§ PROBLEM TO WORK ON
Pick out each line in these entries that contains the string "Sales".
....................
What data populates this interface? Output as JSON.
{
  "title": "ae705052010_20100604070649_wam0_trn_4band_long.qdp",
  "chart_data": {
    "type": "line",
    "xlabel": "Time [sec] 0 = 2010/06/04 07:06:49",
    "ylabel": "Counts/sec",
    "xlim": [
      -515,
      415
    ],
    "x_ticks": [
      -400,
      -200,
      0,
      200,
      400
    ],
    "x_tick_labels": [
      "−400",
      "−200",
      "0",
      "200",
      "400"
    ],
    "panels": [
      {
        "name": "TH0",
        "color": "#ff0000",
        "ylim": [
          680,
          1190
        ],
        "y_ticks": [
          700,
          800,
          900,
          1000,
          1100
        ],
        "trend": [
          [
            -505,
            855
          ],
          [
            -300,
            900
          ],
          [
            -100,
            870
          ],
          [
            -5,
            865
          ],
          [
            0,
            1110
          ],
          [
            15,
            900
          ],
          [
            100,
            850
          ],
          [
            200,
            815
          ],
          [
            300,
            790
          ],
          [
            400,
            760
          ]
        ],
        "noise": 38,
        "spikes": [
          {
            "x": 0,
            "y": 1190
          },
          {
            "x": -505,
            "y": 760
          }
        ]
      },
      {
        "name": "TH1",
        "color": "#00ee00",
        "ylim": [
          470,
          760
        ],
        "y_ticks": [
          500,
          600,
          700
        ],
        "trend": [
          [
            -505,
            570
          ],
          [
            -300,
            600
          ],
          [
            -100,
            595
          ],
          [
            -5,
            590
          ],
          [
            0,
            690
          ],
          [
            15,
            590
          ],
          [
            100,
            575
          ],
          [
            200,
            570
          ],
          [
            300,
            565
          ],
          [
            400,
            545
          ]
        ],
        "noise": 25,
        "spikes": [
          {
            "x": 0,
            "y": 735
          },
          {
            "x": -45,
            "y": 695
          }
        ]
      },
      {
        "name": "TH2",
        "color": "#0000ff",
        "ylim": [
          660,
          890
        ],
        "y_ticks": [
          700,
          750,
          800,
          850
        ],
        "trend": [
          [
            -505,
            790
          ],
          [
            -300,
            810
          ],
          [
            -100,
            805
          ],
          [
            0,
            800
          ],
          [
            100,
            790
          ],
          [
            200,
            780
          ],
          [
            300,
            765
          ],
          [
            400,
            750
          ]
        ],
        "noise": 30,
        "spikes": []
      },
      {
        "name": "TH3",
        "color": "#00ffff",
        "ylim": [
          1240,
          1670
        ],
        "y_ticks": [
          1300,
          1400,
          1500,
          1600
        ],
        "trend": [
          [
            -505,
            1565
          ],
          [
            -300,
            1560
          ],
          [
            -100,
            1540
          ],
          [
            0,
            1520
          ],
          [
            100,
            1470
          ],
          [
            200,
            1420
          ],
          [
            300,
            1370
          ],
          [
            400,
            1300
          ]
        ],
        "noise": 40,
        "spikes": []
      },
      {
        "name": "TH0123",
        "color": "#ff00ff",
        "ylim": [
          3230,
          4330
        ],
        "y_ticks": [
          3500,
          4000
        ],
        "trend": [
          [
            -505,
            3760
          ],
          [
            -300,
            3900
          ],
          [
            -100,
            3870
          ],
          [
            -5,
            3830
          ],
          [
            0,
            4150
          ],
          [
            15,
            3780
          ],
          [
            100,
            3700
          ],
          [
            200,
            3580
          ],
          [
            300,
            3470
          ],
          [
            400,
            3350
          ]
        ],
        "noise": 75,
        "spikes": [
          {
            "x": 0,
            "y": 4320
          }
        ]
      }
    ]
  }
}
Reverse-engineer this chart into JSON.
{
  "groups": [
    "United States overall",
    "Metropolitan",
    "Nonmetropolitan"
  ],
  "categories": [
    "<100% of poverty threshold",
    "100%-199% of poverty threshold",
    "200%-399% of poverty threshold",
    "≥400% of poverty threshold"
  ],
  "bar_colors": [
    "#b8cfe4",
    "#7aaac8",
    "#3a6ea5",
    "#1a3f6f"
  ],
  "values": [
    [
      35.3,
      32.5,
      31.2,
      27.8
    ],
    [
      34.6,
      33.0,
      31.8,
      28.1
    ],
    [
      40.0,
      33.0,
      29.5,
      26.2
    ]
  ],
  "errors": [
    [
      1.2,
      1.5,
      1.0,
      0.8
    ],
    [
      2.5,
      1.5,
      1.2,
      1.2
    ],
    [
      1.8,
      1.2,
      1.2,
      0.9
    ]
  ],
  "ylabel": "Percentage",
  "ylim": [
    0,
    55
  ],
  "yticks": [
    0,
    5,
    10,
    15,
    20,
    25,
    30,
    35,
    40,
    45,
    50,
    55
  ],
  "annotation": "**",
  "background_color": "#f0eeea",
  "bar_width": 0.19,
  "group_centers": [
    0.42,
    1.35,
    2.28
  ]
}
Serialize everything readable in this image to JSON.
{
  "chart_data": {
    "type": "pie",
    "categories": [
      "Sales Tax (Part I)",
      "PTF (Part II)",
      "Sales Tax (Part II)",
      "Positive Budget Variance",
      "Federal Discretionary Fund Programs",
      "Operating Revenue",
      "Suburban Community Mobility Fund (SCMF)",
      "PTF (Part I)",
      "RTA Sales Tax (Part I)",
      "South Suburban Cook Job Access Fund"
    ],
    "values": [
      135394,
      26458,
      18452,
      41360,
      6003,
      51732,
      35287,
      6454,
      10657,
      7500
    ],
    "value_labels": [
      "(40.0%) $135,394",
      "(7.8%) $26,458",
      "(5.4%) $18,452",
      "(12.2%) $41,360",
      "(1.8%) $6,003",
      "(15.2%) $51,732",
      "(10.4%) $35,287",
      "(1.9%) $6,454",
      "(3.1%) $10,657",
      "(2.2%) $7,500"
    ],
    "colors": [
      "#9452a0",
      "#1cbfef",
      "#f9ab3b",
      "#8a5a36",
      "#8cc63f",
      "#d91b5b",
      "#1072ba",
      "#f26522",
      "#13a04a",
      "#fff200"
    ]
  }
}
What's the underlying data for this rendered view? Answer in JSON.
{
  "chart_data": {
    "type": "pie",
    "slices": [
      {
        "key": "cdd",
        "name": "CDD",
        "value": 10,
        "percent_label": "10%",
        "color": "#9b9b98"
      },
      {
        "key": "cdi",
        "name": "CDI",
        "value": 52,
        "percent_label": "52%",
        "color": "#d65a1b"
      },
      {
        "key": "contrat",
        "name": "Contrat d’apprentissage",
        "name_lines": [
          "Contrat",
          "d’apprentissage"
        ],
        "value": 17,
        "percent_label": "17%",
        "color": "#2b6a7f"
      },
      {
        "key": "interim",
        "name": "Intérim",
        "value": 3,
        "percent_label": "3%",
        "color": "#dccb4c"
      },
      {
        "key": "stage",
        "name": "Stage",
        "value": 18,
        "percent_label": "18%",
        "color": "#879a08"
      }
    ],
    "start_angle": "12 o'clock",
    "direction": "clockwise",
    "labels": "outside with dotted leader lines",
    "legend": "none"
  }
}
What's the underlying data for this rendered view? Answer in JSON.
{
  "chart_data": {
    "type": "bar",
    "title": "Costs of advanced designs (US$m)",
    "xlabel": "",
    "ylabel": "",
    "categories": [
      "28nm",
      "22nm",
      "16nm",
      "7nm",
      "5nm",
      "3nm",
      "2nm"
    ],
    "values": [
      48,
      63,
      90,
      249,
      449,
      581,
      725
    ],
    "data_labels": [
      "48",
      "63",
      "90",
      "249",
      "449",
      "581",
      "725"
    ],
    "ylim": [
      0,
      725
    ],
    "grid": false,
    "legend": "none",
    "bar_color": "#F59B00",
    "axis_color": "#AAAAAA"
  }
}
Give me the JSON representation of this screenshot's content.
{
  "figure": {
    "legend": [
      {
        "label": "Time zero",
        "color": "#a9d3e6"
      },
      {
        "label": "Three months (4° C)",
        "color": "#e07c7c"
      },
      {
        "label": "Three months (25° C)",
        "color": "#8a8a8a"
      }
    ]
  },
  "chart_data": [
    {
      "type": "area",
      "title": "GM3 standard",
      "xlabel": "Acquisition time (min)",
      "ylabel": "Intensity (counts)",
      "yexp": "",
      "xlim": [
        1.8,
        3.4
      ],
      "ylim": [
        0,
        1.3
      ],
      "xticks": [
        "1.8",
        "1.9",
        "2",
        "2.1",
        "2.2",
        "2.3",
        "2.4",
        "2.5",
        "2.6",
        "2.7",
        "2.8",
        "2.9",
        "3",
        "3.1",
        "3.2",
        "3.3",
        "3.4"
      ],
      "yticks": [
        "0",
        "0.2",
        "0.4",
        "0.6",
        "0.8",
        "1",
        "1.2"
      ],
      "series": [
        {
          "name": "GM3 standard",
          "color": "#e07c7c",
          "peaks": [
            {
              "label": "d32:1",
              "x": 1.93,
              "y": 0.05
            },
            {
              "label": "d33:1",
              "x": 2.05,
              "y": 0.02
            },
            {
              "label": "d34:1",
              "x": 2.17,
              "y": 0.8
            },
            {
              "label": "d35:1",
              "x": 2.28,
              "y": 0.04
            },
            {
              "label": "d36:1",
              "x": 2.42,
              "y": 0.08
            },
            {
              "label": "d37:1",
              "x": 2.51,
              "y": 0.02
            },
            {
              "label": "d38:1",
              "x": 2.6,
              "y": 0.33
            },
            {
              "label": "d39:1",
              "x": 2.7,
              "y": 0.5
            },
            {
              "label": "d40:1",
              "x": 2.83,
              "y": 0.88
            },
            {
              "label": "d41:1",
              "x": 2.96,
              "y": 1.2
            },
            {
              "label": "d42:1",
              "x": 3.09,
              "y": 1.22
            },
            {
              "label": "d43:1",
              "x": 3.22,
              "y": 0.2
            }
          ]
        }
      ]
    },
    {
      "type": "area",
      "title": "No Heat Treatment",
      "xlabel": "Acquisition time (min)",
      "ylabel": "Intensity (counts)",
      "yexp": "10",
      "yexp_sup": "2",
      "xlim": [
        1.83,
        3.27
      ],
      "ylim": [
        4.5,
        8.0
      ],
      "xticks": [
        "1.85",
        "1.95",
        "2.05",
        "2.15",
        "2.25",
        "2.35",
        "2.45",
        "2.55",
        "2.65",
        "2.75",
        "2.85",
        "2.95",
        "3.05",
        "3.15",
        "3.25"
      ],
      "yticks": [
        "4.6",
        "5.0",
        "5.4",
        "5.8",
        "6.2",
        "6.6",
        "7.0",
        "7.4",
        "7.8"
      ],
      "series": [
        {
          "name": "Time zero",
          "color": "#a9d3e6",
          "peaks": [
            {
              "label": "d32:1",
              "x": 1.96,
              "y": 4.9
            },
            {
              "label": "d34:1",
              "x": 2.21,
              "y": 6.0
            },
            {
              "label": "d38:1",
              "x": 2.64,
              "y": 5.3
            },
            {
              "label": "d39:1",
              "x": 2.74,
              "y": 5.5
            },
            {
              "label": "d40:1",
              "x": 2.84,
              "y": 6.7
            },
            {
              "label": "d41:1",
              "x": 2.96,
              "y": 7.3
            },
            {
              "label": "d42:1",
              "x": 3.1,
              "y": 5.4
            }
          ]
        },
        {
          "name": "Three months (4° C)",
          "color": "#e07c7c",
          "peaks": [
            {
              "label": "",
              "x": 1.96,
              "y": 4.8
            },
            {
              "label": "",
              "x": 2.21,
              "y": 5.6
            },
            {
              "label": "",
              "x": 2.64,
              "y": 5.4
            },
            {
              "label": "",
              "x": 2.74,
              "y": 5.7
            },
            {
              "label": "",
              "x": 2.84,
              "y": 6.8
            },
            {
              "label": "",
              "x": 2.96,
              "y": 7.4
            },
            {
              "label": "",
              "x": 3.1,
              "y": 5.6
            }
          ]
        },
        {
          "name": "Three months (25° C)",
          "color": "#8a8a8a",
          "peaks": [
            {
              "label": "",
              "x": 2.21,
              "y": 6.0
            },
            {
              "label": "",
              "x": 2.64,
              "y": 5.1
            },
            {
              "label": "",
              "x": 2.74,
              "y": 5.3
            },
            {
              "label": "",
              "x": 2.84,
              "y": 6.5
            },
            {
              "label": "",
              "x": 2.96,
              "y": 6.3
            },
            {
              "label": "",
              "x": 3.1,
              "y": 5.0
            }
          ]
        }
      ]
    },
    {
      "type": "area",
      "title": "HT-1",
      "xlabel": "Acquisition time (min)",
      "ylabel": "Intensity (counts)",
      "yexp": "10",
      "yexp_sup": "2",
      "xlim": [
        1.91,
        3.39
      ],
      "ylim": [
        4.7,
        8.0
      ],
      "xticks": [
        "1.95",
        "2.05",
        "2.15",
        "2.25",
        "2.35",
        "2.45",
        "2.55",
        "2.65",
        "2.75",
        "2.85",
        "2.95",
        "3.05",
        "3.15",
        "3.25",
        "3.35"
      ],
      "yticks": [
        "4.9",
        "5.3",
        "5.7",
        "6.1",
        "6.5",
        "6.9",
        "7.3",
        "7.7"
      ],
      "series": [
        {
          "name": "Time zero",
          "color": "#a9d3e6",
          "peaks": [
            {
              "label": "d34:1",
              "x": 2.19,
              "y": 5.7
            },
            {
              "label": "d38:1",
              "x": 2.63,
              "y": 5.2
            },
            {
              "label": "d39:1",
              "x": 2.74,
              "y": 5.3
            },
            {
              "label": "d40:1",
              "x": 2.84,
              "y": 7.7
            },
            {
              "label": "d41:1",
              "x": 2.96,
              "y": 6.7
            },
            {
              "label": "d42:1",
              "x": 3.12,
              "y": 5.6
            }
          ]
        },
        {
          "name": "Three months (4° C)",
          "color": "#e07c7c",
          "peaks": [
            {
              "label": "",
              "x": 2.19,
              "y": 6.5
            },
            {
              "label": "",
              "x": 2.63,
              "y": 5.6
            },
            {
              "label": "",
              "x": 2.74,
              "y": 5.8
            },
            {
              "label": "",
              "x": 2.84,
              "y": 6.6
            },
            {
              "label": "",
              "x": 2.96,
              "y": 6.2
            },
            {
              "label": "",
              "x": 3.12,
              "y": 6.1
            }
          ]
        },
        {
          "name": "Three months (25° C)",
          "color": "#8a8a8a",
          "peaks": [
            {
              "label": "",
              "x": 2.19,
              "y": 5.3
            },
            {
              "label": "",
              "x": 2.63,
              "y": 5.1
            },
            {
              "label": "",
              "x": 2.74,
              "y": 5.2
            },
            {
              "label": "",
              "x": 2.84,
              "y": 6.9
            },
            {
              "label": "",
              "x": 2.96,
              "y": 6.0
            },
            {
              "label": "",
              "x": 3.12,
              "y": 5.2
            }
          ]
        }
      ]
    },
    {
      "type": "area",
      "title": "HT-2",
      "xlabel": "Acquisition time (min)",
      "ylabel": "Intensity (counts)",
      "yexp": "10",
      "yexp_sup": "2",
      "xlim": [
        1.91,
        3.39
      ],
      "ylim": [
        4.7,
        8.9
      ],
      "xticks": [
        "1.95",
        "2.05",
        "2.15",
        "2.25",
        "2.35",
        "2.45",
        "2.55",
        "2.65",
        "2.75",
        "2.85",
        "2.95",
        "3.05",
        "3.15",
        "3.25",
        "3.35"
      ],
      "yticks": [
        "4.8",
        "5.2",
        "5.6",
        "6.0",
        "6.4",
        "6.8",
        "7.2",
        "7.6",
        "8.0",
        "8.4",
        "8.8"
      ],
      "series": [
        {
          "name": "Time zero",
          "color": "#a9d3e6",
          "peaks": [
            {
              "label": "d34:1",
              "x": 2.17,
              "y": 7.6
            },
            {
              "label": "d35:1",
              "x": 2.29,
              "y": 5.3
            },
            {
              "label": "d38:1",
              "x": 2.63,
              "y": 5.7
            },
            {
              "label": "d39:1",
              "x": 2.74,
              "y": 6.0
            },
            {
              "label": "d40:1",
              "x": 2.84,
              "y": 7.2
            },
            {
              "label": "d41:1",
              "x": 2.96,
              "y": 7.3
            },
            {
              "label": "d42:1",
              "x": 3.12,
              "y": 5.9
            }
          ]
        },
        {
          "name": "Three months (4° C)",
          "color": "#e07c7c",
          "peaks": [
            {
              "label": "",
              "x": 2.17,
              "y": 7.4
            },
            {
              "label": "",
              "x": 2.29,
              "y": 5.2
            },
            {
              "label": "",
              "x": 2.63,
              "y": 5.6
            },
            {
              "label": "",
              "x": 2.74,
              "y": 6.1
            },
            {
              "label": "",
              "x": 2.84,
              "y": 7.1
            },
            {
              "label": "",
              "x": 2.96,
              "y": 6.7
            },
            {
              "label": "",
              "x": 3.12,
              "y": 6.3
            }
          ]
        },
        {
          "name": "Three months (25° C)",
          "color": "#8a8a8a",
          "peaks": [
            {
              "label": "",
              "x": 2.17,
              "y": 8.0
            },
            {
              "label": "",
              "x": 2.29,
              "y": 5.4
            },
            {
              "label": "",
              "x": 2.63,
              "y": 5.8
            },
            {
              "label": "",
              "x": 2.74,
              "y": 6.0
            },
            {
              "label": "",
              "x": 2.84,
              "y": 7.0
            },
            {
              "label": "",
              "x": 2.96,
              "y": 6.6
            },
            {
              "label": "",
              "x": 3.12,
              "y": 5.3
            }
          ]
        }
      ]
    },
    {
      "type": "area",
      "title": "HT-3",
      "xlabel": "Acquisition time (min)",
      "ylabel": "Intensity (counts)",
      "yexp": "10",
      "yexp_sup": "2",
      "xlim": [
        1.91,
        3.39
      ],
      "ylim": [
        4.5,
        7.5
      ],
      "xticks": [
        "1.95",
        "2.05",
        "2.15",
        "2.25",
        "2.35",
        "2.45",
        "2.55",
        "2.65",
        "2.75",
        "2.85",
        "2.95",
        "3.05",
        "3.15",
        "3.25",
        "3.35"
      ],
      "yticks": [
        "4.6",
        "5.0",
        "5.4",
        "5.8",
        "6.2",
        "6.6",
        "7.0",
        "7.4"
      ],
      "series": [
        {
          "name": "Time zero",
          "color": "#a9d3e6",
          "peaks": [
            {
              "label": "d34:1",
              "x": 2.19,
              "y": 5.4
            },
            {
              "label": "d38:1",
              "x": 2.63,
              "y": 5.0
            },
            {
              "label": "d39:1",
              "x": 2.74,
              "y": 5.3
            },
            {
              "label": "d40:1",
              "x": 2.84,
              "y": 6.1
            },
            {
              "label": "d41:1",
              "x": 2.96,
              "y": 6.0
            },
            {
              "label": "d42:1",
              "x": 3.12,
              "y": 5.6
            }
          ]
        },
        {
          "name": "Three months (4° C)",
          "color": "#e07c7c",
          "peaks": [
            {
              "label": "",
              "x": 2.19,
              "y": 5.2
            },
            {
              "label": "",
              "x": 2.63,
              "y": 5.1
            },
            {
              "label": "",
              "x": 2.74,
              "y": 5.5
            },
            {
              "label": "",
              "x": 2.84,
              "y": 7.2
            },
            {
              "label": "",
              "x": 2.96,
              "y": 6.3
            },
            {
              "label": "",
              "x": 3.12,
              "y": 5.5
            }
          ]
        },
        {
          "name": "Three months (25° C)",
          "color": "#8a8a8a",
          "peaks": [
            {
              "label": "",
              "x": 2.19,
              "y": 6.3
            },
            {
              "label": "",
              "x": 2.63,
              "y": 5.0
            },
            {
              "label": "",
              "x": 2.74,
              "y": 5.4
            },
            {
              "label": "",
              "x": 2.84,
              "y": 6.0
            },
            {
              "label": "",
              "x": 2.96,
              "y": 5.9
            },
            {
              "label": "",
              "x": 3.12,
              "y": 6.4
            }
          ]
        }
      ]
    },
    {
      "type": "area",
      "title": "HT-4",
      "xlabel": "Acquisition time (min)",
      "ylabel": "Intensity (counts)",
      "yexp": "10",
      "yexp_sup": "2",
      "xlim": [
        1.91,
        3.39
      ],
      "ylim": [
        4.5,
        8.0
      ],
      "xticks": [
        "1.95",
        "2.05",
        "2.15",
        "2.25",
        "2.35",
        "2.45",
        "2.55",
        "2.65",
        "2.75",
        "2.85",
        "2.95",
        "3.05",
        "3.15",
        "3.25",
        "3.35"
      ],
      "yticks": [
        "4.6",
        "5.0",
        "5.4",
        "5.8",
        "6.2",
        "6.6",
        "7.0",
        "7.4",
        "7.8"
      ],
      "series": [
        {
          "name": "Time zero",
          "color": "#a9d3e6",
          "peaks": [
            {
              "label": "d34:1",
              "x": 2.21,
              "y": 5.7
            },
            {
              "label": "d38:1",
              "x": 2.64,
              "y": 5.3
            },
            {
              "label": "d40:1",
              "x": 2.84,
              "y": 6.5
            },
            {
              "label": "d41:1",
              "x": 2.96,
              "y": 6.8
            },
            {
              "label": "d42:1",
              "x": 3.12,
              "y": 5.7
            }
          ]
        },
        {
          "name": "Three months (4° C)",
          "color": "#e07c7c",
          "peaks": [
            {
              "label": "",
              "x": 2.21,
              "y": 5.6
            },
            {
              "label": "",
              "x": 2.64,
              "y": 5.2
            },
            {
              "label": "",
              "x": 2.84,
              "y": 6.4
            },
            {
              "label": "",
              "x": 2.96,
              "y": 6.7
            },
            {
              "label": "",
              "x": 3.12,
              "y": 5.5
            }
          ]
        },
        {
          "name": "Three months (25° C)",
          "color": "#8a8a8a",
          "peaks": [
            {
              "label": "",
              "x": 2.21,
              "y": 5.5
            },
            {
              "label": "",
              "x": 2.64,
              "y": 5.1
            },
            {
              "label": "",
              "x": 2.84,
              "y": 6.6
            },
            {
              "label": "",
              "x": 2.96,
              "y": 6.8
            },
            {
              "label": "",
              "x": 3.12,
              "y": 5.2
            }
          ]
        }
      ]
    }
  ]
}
....................
§ THE OUTPUT
      "Sales Tax (Part I)",
      "Sales Tax (Part II)",
      "RTA Sales Tax (Part I)",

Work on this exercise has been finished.